To do. Compile every line that includes the word "структурного".

__________________________________________________

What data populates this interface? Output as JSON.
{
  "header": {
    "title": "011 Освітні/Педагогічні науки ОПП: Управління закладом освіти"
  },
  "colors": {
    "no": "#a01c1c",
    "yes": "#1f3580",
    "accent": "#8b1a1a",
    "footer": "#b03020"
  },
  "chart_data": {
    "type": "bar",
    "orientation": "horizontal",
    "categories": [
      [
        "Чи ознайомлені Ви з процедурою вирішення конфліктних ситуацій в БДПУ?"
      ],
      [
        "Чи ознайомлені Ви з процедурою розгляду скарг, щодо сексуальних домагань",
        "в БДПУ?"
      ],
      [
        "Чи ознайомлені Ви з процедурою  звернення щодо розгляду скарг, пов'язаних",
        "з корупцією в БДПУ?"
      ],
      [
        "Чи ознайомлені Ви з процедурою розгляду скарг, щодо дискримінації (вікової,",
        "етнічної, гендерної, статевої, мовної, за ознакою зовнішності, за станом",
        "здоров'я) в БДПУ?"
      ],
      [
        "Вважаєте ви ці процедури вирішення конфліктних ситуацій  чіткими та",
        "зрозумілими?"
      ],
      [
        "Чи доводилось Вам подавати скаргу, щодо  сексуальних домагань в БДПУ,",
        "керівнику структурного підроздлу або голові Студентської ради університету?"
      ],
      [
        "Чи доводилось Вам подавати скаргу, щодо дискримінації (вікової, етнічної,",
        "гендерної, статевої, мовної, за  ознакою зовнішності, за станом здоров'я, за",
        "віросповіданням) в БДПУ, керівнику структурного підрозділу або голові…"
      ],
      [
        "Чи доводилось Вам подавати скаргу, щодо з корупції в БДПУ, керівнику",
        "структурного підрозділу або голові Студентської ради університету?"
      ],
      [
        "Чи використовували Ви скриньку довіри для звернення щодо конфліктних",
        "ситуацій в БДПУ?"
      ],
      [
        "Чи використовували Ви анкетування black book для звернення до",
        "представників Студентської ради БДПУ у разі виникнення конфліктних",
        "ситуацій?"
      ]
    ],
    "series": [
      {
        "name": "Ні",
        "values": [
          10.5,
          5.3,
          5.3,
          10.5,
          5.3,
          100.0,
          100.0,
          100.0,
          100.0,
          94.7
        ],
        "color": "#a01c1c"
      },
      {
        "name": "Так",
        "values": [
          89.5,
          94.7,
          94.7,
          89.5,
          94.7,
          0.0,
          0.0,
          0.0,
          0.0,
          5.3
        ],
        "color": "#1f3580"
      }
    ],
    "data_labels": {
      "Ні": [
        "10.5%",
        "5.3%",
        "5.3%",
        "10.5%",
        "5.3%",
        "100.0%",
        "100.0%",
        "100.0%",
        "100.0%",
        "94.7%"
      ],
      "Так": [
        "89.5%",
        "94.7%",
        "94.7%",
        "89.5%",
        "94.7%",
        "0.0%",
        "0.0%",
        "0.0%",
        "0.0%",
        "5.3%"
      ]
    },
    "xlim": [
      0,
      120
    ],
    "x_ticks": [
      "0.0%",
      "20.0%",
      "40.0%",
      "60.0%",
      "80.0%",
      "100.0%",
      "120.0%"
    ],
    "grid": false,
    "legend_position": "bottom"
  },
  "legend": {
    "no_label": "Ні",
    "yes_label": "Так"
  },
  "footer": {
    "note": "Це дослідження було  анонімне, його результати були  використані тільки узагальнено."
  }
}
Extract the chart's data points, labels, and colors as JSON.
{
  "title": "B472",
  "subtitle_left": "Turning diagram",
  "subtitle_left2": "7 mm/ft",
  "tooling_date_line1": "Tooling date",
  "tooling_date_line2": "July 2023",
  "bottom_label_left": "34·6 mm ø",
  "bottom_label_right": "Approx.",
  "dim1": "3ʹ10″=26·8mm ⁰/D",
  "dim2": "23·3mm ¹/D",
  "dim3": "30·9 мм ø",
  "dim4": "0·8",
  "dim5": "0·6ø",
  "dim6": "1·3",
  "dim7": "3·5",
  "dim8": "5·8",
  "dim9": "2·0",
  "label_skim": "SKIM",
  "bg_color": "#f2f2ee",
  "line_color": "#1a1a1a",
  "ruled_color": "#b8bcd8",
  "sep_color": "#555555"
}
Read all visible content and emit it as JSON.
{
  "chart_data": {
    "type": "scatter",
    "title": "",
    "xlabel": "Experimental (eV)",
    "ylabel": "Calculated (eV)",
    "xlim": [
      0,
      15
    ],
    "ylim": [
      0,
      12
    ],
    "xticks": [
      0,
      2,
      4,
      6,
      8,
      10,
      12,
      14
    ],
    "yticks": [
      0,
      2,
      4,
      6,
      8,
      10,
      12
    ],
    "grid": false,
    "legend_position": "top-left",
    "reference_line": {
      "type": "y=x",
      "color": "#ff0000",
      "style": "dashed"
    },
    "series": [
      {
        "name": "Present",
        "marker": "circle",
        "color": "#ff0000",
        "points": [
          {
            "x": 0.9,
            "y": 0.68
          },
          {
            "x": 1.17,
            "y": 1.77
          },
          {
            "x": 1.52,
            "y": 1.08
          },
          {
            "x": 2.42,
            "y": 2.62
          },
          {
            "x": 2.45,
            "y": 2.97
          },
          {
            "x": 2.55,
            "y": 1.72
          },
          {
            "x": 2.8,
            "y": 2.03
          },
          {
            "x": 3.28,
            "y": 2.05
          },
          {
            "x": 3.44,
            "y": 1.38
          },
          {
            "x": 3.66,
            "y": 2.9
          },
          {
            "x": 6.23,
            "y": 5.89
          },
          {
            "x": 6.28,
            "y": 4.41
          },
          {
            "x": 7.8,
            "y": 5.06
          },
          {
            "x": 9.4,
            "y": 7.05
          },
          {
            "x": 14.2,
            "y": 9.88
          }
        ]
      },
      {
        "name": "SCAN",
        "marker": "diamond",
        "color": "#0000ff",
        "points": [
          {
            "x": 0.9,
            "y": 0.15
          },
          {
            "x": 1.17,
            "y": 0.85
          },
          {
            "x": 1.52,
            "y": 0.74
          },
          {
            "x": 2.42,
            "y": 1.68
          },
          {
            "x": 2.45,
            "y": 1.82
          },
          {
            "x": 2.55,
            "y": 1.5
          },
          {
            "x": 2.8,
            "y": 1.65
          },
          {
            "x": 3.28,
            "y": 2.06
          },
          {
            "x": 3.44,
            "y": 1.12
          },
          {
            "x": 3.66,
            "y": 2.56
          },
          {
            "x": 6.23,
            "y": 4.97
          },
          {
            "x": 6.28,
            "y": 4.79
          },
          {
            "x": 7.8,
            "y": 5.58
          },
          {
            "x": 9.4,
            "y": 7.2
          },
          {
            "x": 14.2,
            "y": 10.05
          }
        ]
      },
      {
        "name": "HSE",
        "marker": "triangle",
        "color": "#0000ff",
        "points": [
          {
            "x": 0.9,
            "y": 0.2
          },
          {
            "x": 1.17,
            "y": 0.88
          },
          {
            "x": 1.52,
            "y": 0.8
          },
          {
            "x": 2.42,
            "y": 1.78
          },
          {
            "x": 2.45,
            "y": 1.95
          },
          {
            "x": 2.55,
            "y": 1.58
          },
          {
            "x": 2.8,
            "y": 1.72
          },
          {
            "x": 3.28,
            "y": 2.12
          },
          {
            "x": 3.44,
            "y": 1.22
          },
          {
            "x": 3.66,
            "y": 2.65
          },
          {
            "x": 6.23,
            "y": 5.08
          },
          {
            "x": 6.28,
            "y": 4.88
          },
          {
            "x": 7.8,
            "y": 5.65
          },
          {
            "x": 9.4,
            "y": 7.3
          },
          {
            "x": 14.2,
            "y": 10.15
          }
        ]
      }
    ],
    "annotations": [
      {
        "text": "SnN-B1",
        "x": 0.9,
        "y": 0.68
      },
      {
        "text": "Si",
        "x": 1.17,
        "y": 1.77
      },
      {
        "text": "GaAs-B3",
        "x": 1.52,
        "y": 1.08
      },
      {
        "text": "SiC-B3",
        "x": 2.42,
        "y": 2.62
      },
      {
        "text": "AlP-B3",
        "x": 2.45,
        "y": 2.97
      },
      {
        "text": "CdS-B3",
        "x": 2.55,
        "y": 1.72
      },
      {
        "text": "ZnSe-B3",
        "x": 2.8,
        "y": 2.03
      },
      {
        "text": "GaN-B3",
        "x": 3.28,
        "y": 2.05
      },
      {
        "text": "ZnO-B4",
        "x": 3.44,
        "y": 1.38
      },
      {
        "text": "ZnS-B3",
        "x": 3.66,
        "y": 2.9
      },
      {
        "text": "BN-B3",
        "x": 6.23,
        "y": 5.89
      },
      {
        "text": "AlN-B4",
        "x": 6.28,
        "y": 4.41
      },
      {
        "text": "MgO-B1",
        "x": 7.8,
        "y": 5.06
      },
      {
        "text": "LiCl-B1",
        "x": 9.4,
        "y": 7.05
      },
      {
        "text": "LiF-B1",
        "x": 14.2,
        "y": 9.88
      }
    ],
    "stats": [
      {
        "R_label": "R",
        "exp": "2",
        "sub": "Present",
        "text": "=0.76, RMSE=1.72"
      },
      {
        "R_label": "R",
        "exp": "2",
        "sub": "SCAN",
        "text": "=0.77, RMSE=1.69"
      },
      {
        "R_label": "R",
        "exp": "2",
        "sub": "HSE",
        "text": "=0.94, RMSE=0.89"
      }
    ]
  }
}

__________________________________________________

Correct answer.
        "керівнику структурного підроздлу або голові Студентської ради університету?"
        "віросповіданням) в БДПУ, керівнику структурного підрозділу або голові…"
        "структурного підрозділу або голові Студентської ради університету?"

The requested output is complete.